** start of DATA SHOWN **
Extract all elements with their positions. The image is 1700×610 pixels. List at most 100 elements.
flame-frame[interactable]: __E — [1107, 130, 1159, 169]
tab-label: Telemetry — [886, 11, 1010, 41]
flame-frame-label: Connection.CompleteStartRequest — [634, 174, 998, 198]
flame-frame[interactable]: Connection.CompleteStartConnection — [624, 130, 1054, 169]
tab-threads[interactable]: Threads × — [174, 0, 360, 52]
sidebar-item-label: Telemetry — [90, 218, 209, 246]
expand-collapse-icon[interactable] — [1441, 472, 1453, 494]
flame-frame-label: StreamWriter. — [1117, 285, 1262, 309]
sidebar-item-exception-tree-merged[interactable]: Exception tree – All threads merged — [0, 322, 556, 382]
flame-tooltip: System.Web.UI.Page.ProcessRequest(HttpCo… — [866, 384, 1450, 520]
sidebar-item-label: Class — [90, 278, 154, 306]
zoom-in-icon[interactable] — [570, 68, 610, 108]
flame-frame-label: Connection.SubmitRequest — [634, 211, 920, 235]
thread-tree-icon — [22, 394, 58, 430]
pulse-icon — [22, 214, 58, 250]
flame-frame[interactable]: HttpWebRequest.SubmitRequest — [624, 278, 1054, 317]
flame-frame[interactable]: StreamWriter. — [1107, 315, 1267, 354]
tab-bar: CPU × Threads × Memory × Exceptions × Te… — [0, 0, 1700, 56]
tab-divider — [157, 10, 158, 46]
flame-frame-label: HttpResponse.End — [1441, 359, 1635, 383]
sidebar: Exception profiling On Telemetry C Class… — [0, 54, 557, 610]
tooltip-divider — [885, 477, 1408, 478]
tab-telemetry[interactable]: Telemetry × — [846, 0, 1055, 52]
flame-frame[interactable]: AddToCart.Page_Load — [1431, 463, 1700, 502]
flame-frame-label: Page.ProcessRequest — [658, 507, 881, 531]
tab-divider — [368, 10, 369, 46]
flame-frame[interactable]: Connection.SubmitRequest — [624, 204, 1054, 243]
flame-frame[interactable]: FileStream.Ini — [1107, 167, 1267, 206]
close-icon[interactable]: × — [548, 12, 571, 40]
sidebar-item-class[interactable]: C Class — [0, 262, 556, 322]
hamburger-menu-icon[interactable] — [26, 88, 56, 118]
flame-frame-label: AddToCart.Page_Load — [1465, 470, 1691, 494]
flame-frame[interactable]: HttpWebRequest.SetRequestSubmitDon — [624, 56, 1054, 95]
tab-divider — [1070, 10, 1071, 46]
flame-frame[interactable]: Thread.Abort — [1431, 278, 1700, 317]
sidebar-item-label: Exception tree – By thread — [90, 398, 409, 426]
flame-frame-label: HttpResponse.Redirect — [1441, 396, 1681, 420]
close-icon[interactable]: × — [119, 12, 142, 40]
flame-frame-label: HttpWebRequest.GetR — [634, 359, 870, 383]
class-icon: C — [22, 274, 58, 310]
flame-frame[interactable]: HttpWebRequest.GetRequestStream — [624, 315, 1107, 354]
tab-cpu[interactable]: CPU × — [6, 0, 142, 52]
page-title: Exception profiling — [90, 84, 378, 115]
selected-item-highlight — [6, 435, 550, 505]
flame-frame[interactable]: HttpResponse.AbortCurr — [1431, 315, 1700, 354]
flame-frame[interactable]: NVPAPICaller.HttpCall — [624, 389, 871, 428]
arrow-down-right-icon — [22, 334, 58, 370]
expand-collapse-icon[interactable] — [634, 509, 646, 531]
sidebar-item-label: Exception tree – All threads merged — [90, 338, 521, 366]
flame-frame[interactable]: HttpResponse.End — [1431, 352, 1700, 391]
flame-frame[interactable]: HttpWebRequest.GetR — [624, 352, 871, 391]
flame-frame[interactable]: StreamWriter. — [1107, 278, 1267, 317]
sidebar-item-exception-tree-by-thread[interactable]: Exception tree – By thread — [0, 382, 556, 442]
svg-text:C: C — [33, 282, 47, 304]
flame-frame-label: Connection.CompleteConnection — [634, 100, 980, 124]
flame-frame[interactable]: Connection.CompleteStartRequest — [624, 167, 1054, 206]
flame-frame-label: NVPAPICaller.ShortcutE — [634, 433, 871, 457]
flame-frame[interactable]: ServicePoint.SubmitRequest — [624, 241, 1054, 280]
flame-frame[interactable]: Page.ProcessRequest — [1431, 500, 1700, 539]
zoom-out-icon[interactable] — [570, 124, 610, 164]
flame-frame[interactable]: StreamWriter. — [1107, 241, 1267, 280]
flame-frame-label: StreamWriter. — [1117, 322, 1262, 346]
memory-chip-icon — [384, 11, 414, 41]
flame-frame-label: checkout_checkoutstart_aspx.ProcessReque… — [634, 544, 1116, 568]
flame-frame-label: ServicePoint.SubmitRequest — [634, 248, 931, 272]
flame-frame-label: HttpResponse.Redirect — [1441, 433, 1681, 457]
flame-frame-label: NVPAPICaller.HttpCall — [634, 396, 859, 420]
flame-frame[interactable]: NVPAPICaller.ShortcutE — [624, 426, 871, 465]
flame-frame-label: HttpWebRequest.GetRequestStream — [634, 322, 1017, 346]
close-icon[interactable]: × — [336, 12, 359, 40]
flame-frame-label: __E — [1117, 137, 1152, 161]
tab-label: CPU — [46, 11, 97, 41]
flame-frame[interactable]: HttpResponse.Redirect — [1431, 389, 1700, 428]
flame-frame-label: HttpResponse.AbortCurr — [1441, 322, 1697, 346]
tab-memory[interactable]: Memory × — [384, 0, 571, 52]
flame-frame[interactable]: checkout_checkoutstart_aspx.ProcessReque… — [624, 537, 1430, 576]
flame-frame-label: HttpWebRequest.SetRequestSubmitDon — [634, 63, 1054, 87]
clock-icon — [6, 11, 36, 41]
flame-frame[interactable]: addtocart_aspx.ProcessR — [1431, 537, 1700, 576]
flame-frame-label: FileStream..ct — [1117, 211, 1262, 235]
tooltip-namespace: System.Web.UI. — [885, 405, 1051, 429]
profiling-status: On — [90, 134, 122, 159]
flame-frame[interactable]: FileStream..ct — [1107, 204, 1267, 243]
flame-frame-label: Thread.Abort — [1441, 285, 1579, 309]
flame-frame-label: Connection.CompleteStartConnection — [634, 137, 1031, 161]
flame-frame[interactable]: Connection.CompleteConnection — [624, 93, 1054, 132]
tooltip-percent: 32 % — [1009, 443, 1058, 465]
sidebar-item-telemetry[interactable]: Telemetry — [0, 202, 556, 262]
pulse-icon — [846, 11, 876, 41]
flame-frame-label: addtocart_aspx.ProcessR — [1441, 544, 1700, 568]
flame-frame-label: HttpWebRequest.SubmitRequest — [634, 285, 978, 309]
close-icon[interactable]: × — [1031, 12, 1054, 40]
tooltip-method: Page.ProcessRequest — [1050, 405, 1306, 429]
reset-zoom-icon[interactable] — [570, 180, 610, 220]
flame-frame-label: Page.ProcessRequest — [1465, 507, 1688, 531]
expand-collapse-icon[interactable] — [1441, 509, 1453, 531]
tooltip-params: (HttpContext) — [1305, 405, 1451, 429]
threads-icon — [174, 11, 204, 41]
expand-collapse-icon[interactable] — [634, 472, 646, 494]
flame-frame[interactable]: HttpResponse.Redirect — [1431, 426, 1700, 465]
** end of DATA SHOWN **
- **WRITTEN REQUEST**: Rewrite the lines above, substituting "Page.HandleRequest" for every occurrence of "Page.ProcessRequest" and leaving everything else unchanged.

- **WRITTEN RESPONSE**:
Extract all elements with their positions. The image is 1700×610 pixels. List at most 100 elements.
flame-frame[interactable]: __E — [1107, 130, 1159, 169]
tab-label: Telemetry — [886, 11, 1010, 41]
flame-frame-label: Connection.CompleteStartRequest — [634, 174, 998, 198]
flame-frame[interactable]: Connection.CompleteStartConnection — [624, 130, 1054, 169]
tab-threads[interactable]: Threads × — [174, 0, 360, 52]
sidebar-item-label: Telemetry — [90, 218, 209, 246]
expand-collapse-icon[interactable] — [1441, 472, 1453, 494]
flame-frame-label: StreamWriter. — [1117, 285, 1262, 309]
sidebar-item-exception-tree-merged[interactable]: Exception tree – All threads merged — [0, 322, 556, 382]
flame-tooltip: System.Web.UI.Page.HandleRequest(HttpCo… — [866, 384, 1450, 520]
sidebar-item-label: Class — [90, 278, 154, 306]
zoom-in-icon[interactable] — [570, 68, 610, 108]
flame-frame-label: Connection.SubmitRequest — [634, 211, 920, 235]
thread-tree-icon — [22, 394, 58, 430]
pulse-icon — [22, 214, 58, 250]
flame-frame[interactable]: HttpWebRequest.SubmitRequest — [624, 278, 1054, 317]
flame-frame[interactable]: StreamWriter. — [1107, 315, 1267, 354]
tab-bar: CPU × Threads × Memory × Exceptions × Te… — [0, 0, 1700, 56]
tab-divider — [157, 10, 158, 46]
flame-frame-label: HttpResponse.End — [1441, 359, 1635, 383]
sidebar: Exception profiling On Telemetry C Class… — [0, 54, 557, 610]
tooltip-divider — [885, 477, 1408, 478]
tab-telemetry[interactable]: Telemetry × — [846, 0, 1055, 52]
flame-frame[interactable]: AddToCart.Page_Load — [1431, 463, 1700, 502]
flame-frame-label: Page.HandleRequest — [658, 507, 881, 531]
tab-divider — [368, 10, 369, 46]
flame-frame[interactable]: Connection.SubmitRequest — [624, 204, 1054, 243]
flame-frame[interactable]: FileStream.Ini — [1107, 167, 1267, 206]
close-icon[interactable]: × — [548, 12, 571, 40]
sidebar-item-class[interactable]: C Class — [0, 262, 556, 322]
hamburger-menu-icon[interactable] — [26, 88, 56, 118]
flame-frame-label: AddToCart.Page_Load — [1465, 470, 1691, 494]
flame-frame[interactable]: HttpWebRequest.SetRequestSubmitDon — [624, 56, 1054, 95]
tab-divider — [1070, 10, 1071, 46]
flame-frame[interactable]: Thread.Abort — [1431, 278, 1700, 317]
sidebar-item-label: Exception tree – By thread — [90, 398, 409, 426]
flame-frame-label: HttpResponse.Redirect — [1441, 396, 1681, 420]
close-icon[interactable]: × — [119, 12, 142, 40]
flame-frame-label: HttpWebRequest.GetR — [634, 359, 870, 383]
class-icon: C — [22, 274, 58, 310]
flame-frame[interactable]: HttpWebRequest.GetRequestStream — [624, 315, 1107, 354]
tab-cpu[interactable]: CPU × — [6, 0, 142, 52]
page-title: Exception profiling — [90, 84, 378, 115]
selected-item-highlight — [6, 435, 550, 505]
flame-frame[interactable]: HttpResponse.AbortCurr — [1431, 315, 1700, 354]
flame-frame[interactable]: NVPAPICaller.HttpCall — [624, 389, 871, 428]
arrow-down-right-icon — [22, 334, 58, 370]
expand-collapse-icon[interactable] — [634, 509, 646, 531]
sidebar-item-label: Exception tree – All threads merged — [90, 338, 521, 366]
flame-frame[interactable]: HttpResponse.End — [1431, 352, 1700, 391]
flame-frame[interactable]: HttpWebRequest.GetR — [624, 352, 871, 391]
flame-frame[interactable]: StreamWriter. — [1107, 278, 1267, 317]
sidebar-item-exception-tree-by-thread[interactable]: Exception tree – By thread — [0, 382, 556, 442]
svg-text:C: C — [33, 282, 47, 304]
flame-frame-label: Connection.CompleteConnection — [634, 100, 980, 124]
flame-frame[interactable]: Connection.CompleteStartRequest — [624, 167, 1054, 206]
flame-frame-label: NVPAPICaller.ShortcutE — [634, 433, 871, 457]
flame-frame[interactable]: ServicePoint.SubmitRequest — [624, 241, 1054, 280]
flame-frame[interactable]: Page.HandleRequest — [1431, 500, 1700, 539]
zoom-out-icon[interactable] — [570, 124, 610, 164]
flame-frame[interactable]: StreamWriter. — [1107, 241, 1267, 280]
flame-frame-label: StreamWriter. — [1117, 322, 1262, 346]
memory-chip-icon — [384, 11, 414, 41]
flame-frame-label: checkout_checkoutstart_aspx.ProcessReque… — [634, 544, 1116, 568]
flame-frame-label: ServicePoint.SubmitRequest — [634, 248, 931, 272]
flame-frame-label: HttpResponse.Redirect — [1441, 433, 1681, 457]
flame-frame-label: NVPAPICaller.HttpCall — [634, 396, 859, 420]
flame-frame[interactable]: NVPAPICaller.ShortcutE — [624, 426, 871, 465]
flame-frame-label: HttpWebRequest.GetRequestStream — [634, 322, 1017, 346]
close-icon[interactable]: × — [336, 12, 359, 40]
flame-frame-label: __E — [1117, 137, 1152, 161]
tab-label: CPU — [46, 11, 97, 41]
flame-frame[interactable]: HttpResponse.Redirect — [1431, 389, 1700, 428]
flame-frame-label: HttpResponse.AbortCurr — [1441, 322, 1697, 346]
tab-memory[interactable]: Memory × — [384, 0, 571, 52]
flame-frame[interactable]: checkout_checkoutstart_aspx.ProcessReque… — [624, 537, 1430, 576]
flame-frame-label: HttpWebRequest.SetRequestSubmitDon — [634, 63, 1054, 87]
clock-icon — [6, 11, 36, 41]
flame-frame[interactable]: addtocart_aspx.ProcessR — [1431, 537, 1700, 576]
flame-frame-label: FileStream..ct — [1117, 211, 1262, 235]
tooltip-namespace: System.Web.UI. — [885, 405, 1051, 429]
profiling-status: On — [90, 134, 122, 159]
flame-frame[interactable]: FileStream..ct — [1107, 204, 1267, 243]
flame-frame-label: Thread.Abort — [1441, 285, 1579, 309]
flame-frame-label: Connection.CompleteStartConnection — [634, 137, 1031, 161]
flame-frame[interactable]: Connection.CompleteConnection — [624, 93, 1054, 132]
tooltip-percent: 32 % — [1009, 443, 1058, 465]
sidebar-item-telemetry[interactable]: Telemetry — [0, 202, 556, 262]
pulse-icon — [846, 11, 876, 41]
flame-frame-label: addtocart_aspx.ProcessR — [1441, 544, 1700, 568]
flame-frame-label: HttpWebRequest.SubmitRequest — [634, 285, 978, 309]
close-icon[interactable]: × — [1031, 12, 1054, 40]
tooltip-method: Page.HandleRequest — [1050, 405, 1306, 429]
reset-zoom-icon[interactable] — [570, 180, 610, 220]
flame-frame-label: Page.HandleRequest — [1465, 507, 1688, 531]
expand-collapse-icon[interactable] — [1441, 509, 1453, 531]
tooltip-params: (HttpContext) — [1305, 405, 1451, 429]
threads-icon — [174, 11, 204, 41]
expand-collapse-icon[interactable] — [634, 472, 646, 494]
flame-frame[interactable]: HttpResponse.Redirect — [1431, 426, 1700, 465]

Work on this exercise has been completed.